(WRITTEN TASK): Keep only the lines of the listing that include the word "true", and copy them.

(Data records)
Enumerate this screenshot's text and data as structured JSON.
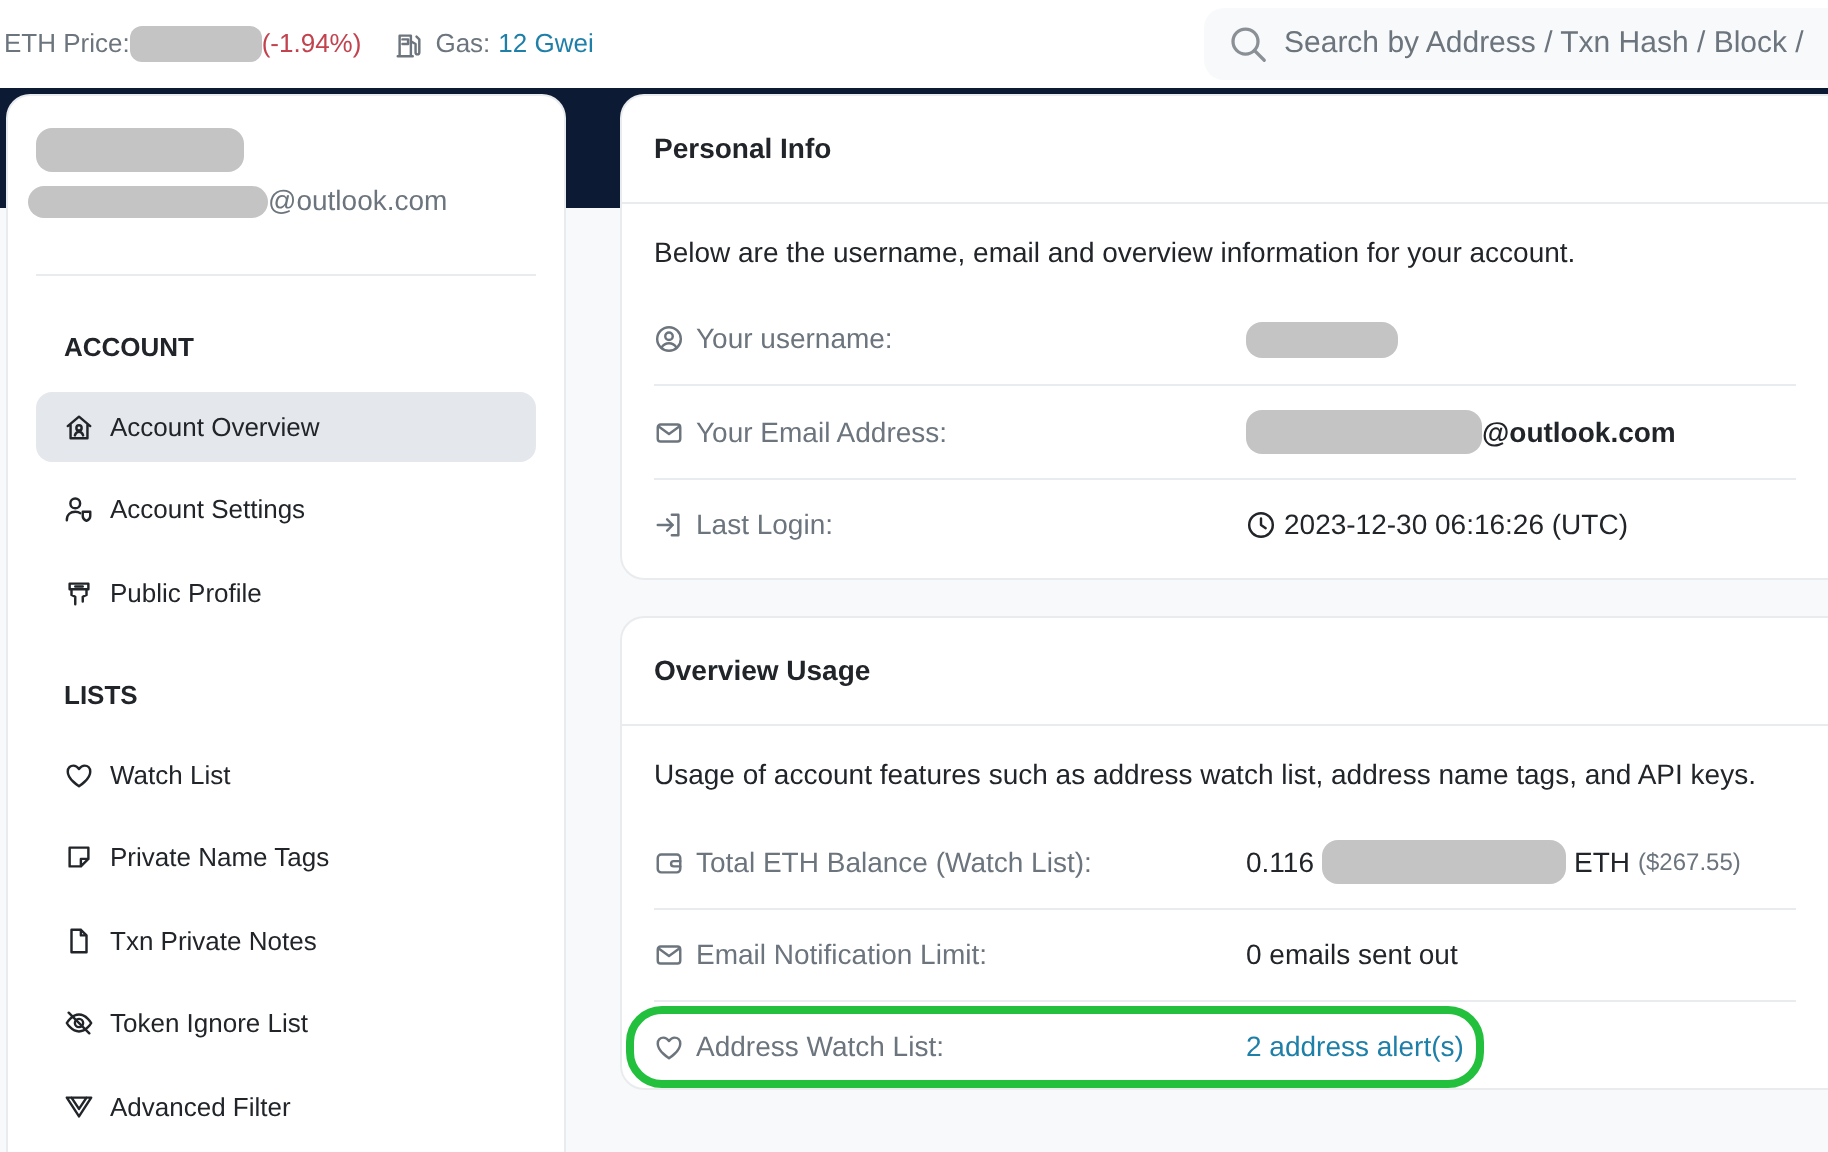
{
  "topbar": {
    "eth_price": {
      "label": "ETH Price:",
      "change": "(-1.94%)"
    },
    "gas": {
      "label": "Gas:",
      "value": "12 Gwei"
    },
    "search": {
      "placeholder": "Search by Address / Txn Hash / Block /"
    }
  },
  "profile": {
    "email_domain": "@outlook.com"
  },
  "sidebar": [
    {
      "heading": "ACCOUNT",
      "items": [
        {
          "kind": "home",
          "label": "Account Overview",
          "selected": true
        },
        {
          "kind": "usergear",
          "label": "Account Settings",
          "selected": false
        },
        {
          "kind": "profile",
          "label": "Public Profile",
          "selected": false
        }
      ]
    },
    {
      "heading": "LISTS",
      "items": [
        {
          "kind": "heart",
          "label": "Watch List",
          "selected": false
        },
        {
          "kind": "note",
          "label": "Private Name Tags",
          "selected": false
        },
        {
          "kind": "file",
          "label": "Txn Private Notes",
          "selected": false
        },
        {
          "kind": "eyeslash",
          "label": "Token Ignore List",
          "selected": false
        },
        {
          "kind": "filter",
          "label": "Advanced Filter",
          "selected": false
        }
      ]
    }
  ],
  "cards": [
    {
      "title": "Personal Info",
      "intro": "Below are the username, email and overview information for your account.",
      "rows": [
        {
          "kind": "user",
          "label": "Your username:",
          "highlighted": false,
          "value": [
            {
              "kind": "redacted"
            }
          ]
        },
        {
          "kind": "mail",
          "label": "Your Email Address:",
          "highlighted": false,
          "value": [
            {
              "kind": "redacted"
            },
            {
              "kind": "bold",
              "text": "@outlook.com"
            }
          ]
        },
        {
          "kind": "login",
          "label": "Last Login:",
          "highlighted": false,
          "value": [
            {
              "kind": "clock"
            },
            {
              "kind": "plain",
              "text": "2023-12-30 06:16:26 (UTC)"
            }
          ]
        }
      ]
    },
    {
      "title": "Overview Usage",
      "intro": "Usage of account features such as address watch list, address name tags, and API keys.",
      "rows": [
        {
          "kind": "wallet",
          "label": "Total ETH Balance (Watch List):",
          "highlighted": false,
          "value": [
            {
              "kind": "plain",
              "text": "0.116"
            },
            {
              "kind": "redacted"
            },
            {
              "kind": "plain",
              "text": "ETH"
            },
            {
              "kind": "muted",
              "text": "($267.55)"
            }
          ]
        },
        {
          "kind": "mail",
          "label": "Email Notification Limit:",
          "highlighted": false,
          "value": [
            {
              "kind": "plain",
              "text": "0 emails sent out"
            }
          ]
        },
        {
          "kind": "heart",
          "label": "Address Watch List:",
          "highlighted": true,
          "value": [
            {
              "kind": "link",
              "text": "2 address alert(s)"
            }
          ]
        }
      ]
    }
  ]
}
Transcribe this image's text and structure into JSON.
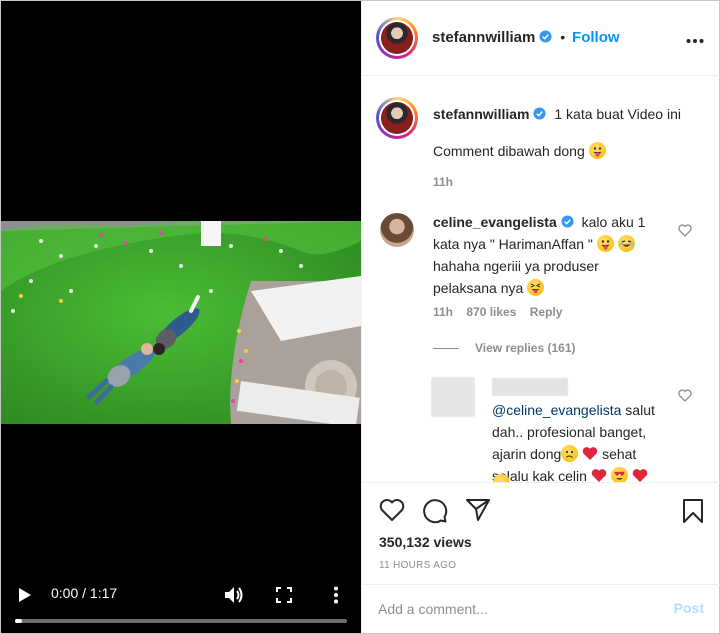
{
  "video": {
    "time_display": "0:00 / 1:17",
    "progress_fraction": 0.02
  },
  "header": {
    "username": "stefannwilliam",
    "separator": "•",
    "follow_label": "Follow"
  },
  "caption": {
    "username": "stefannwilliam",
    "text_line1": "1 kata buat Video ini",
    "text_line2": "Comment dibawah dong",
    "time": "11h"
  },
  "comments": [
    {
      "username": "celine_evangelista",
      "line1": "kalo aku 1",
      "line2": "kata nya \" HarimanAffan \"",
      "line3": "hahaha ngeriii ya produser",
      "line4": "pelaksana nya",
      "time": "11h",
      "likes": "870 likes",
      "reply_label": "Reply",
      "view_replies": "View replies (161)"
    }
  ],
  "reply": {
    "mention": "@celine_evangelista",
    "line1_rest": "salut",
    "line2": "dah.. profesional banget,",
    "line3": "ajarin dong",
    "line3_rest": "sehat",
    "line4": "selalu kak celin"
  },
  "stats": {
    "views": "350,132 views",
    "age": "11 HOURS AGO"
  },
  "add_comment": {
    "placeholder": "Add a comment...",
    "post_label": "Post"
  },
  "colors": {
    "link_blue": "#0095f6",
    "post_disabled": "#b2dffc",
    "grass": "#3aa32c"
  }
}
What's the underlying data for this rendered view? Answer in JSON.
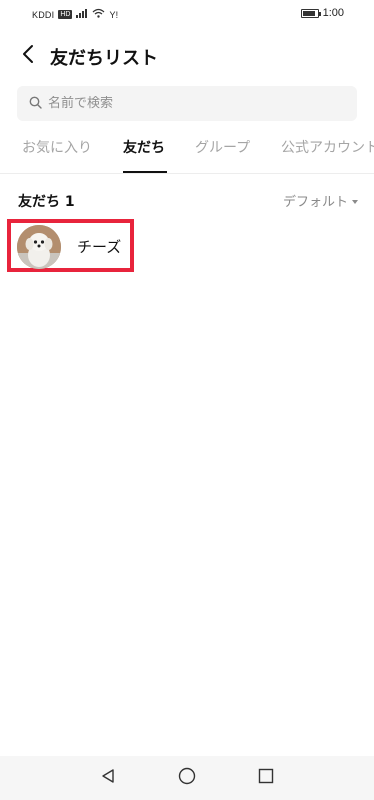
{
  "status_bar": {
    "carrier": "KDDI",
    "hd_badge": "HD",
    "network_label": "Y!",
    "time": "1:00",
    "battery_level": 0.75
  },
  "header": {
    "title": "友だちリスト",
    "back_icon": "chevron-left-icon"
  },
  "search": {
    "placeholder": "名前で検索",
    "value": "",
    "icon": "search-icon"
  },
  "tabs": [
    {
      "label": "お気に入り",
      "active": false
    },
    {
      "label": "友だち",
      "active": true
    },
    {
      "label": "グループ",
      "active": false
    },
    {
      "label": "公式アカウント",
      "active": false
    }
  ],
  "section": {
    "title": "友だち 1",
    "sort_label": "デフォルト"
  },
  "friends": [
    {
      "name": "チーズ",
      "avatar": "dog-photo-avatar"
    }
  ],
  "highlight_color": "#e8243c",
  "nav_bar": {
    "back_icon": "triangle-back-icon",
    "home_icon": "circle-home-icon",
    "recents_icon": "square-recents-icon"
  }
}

(SOLVED PROBLEM):
          "selected": true
          "highlighted": true,
      "active": true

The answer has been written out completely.